**INSTRUCTIONS FOR THE TASK**
Filter the entries, keeping every line with the word "SOLIDWORKS".

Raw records
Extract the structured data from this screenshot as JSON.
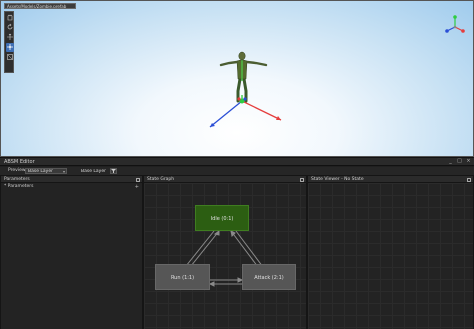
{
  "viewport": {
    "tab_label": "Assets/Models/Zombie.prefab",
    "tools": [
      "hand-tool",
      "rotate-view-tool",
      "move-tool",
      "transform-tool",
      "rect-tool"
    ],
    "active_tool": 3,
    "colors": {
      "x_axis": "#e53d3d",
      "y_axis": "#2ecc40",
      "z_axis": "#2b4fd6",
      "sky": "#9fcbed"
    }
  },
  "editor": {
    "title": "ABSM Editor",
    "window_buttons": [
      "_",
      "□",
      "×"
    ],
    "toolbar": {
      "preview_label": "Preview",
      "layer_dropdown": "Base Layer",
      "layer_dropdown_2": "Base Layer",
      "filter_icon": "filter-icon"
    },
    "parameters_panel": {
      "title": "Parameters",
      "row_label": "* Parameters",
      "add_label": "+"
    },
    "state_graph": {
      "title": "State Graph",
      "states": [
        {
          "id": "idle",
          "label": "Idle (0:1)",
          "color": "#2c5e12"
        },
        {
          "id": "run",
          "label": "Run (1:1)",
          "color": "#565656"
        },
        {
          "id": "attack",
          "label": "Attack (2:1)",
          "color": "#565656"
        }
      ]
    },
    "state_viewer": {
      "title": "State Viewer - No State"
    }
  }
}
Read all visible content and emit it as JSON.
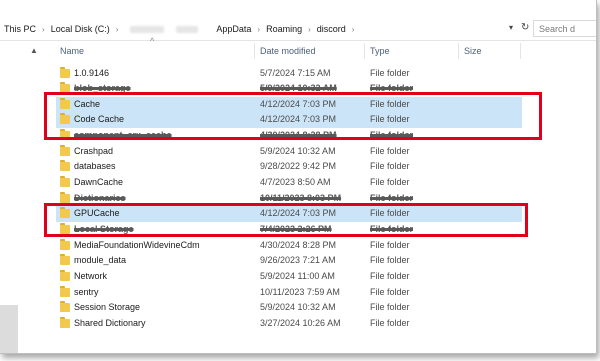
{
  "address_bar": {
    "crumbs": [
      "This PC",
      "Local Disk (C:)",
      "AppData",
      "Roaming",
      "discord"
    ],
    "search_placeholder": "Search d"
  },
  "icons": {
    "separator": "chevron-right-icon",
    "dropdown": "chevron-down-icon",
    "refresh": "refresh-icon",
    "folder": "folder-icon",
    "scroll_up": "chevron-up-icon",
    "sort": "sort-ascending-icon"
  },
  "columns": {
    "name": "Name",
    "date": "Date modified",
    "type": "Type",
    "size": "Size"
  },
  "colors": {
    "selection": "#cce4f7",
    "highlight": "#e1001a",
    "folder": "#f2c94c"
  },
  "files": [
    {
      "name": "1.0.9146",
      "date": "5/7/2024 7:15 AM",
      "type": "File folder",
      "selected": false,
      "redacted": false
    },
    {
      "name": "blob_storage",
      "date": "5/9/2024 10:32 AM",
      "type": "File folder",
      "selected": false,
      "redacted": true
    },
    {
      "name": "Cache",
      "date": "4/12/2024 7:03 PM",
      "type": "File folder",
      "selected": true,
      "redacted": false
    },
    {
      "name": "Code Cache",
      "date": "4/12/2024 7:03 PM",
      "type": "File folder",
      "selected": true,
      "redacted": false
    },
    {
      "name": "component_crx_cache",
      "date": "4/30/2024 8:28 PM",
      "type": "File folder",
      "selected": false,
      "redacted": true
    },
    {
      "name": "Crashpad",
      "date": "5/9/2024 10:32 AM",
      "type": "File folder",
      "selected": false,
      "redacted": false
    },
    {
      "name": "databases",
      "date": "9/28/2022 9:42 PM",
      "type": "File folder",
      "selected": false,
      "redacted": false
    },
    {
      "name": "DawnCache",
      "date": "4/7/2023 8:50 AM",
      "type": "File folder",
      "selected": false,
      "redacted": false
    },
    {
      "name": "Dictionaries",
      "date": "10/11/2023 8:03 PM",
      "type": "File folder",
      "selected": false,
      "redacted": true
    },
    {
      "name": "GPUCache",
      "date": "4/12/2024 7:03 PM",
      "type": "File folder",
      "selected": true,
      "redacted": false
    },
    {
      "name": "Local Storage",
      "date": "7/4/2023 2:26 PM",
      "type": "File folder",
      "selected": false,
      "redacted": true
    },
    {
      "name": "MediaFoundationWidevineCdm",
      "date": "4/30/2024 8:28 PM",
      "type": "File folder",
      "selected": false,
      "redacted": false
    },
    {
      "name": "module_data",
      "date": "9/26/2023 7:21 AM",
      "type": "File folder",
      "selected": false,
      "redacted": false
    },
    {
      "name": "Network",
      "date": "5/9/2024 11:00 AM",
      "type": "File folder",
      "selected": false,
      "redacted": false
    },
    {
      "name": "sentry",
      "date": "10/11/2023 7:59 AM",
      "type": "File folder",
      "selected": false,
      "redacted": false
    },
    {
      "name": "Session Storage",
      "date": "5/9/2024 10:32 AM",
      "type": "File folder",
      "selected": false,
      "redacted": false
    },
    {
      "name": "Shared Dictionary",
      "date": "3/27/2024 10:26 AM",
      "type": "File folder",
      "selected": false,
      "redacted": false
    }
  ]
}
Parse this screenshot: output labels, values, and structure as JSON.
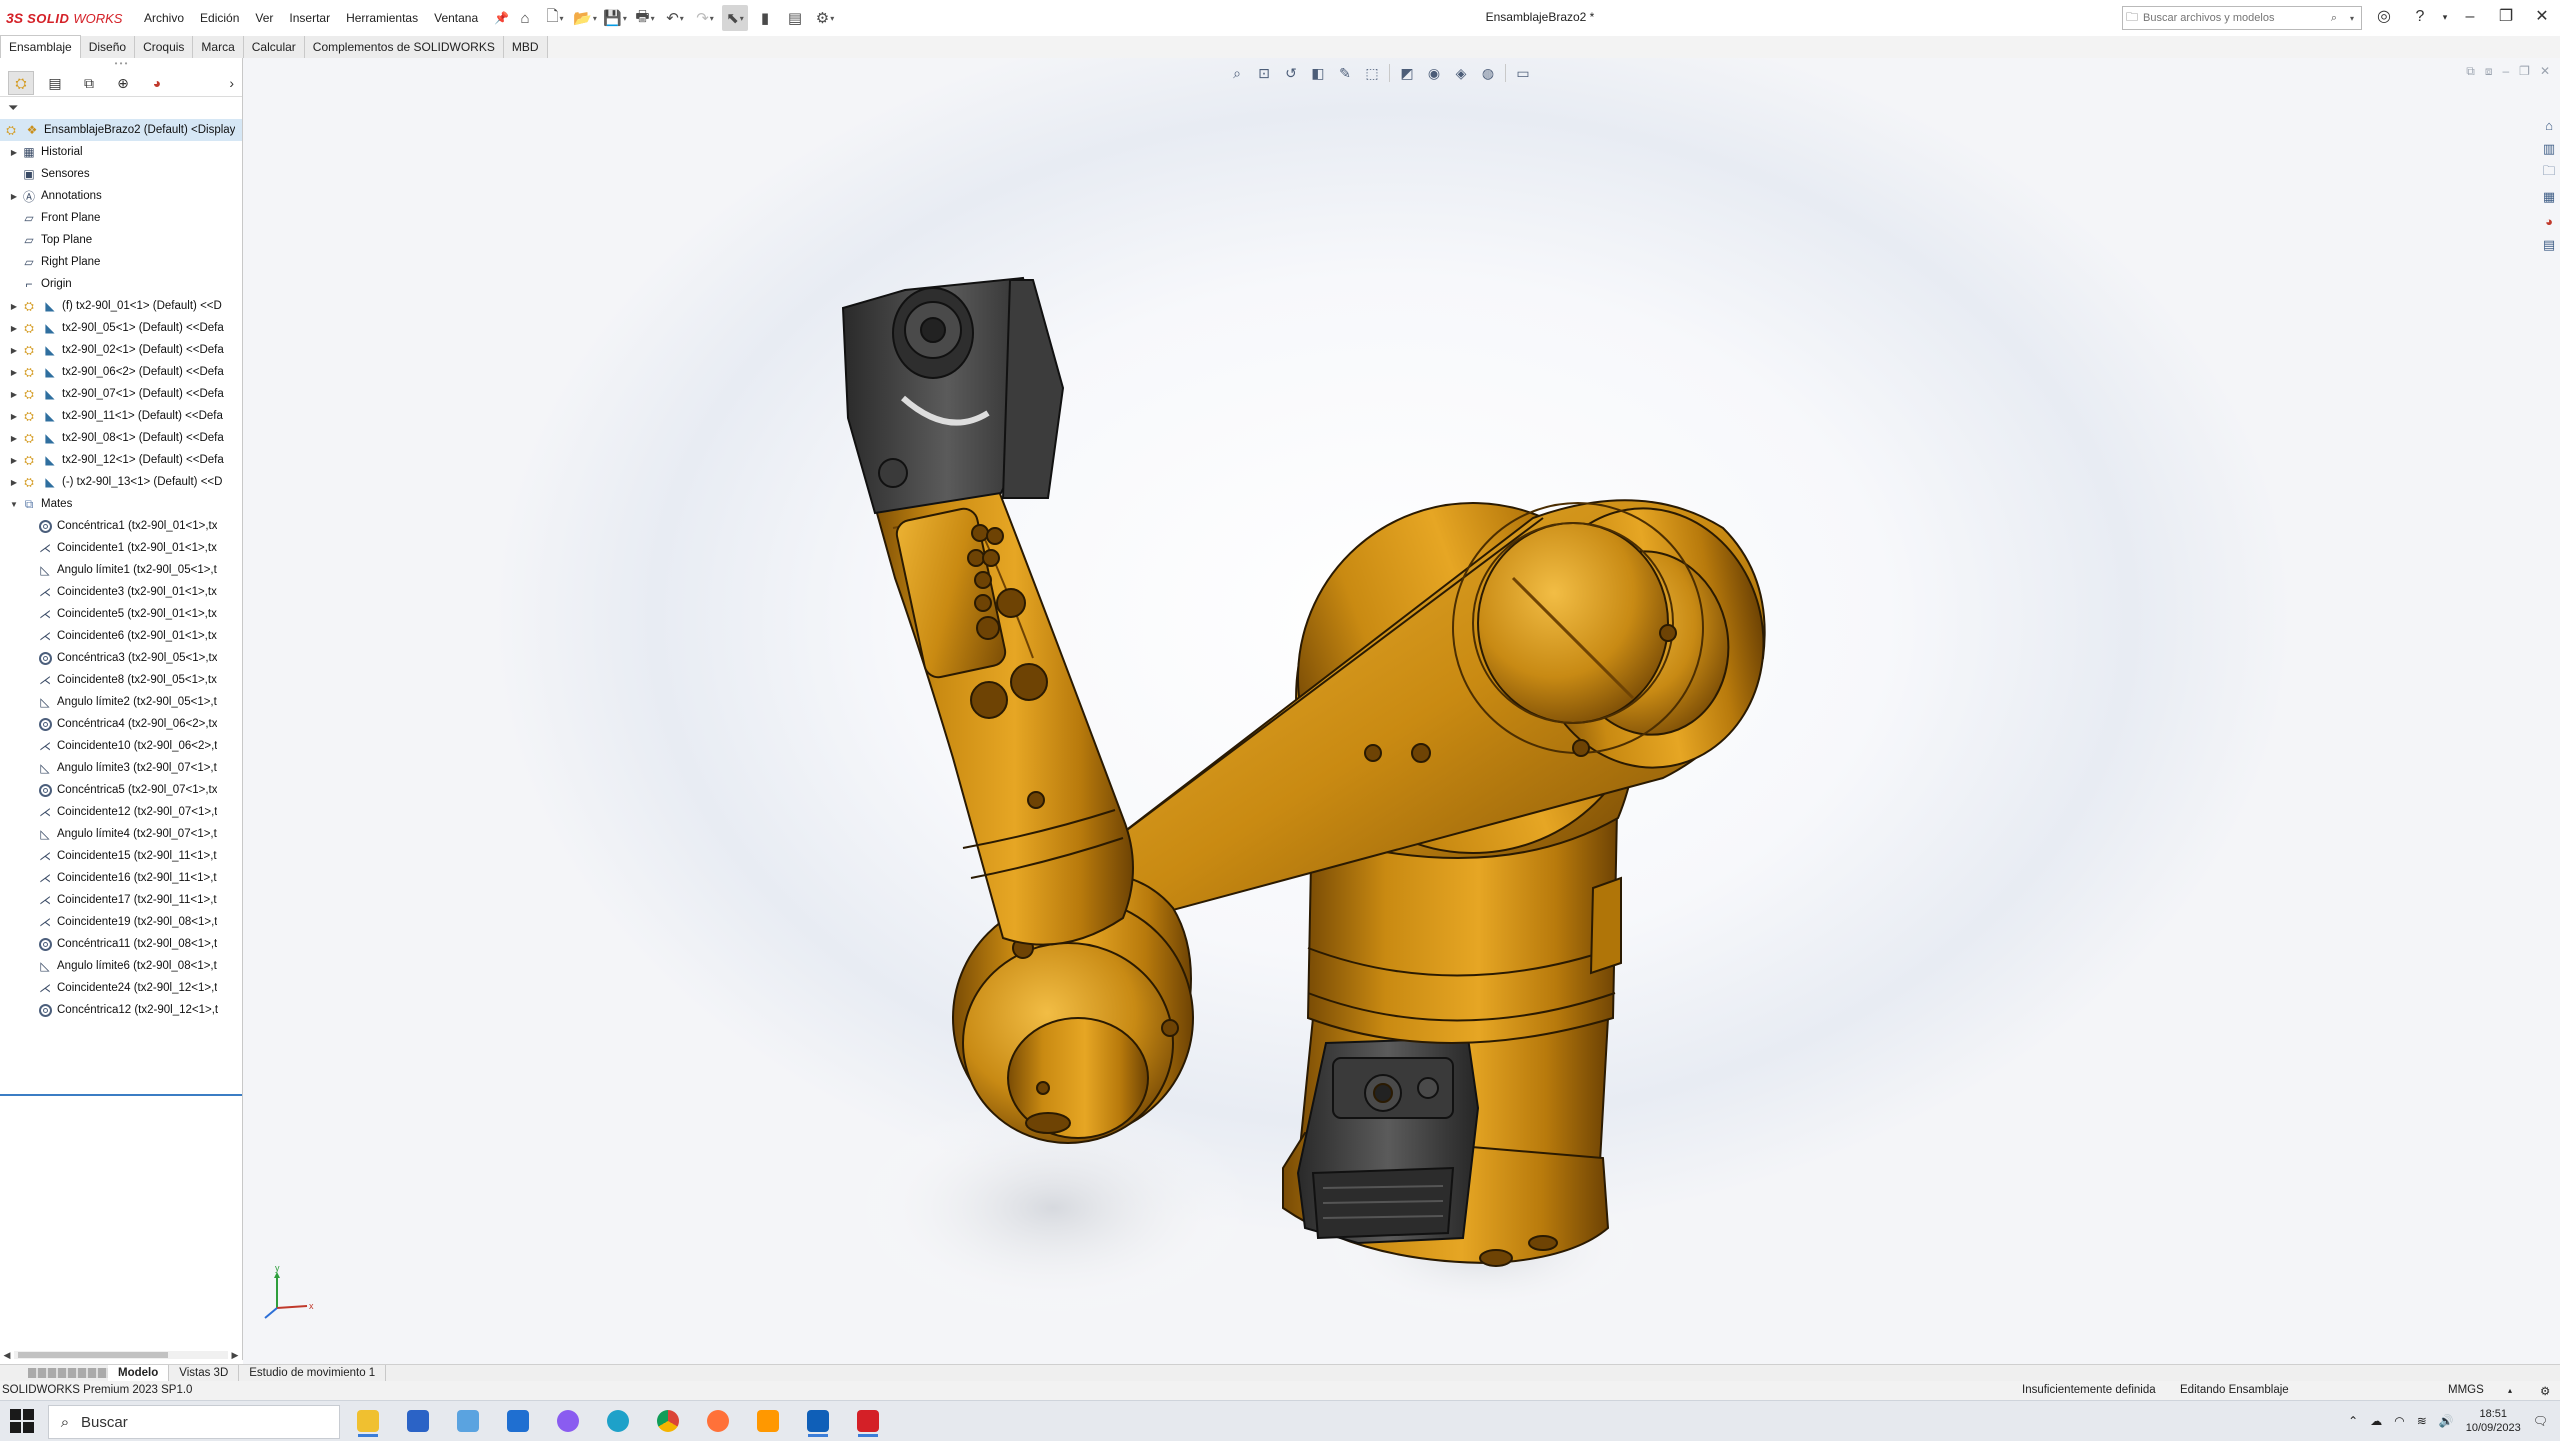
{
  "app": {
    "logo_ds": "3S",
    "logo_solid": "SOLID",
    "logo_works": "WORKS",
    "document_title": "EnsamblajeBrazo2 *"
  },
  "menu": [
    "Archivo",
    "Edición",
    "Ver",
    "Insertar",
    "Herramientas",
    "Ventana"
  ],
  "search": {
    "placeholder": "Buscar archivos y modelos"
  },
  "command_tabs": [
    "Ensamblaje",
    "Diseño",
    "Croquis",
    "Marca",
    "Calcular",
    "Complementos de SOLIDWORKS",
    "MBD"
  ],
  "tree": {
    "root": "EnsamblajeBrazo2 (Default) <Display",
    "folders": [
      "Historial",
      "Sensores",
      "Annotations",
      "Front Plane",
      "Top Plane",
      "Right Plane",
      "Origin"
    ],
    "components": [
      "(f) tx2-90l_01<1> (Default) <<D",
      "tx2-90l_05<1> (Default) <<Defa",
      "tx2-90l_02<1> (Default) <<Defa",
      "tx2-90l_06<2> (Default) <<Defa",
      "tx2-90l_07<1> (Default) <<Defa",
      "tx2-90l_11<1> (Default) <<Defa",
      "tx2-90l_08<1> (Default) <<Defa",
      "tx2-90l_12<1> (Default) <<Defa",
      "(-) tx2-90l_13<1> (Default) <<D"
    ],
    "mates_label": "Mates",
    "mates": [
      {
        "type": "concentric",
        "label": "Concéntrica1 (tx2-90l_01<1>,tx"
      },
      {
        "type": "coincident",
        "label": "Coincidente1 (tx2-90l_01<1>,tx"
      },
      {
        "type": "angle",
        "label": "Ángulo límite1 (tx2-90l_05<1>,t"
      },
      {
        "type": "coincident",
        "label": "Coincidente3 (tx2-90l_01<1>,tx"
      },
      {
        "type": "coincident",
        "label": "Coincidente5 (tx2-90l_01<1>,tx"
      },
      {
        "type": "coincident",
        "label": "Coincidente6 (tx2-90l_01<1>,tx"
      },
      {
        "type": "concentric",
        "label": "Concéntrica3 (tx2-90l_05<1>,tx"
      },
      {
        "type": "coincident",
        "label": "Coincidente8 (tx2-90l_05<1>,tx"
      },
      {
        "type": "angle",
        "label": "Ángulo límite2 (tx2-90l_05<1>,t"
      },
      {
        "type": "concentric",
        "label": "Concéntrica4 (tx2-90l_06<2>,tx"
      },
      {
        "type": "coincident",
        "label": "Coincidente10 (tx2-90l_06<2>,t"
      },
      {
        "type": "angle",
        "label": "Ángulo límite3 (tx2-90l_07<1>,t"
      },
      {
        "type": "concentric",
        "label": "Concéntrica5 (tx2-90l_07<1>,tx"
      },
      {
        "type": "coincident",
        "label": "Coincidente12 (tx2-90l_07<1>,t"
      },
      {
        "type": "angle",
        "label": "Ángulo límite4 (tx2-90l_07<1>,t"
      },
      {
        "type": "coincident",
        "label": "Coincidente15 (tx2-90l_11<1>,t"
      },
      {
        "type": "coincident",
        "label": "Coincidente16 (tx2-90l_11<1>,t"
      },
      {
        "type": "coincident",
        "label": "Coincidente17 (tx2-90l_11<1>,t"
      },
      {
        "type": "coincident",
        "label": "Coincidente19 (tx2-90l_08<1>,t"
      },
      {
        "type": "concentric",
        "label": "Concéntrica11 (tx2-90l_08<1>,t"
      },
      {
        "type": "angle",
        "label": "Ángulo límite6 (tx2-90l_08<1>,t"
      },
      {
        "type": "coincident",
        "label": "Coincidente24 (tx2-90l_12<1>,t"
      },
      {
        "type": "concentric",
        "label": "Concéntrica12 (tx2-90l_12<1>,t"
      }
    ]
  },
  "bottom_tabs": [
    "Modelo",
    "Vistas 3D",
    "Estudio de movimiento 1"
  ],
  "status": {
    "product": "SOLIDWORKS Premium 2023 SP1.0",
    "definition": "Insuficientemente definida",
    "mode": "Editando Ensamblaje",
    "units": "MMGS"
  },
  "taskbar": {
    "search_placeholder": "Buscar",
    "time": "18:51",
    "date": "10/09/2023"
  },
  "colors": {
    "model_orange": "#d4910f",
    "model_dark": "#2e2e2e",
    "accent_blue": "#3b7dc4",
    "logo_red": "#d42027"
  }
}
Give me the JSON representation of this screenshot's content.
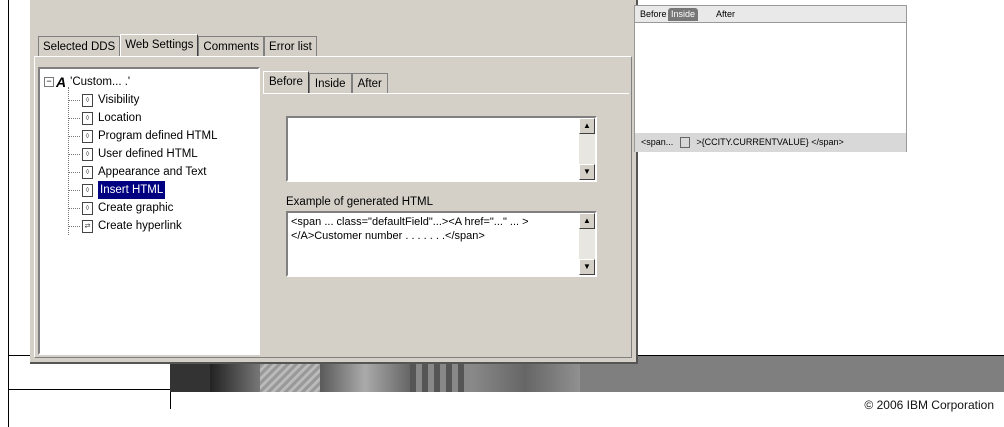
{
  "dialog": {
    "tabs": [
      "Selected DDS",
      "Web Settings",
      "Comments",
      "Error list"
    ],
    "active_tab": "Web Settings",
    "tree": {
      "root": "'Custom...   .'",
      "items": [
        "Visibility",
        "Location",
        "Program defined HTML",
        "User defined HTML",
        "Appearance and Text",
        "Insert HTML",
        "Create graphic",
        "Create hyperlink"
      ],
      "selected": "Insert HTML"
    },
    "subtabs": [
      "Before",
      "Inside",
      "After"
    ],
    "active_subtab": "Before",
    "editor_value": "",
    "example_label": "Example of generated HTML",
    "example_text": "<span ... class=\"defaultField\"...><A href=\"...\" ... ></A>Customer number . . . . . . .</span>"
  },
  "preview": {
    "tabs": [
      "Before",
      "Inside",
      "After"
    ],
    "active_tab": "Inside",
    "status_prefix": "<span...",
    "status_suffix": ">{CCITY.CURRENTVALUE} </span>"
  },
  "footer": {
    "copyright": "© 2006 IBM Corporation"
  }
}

**COMPLETE RESPONSE**
    "Complementos de SOLIDWORKS",
    "product": "SOLIDWORKS Premium 2023 SP1.0",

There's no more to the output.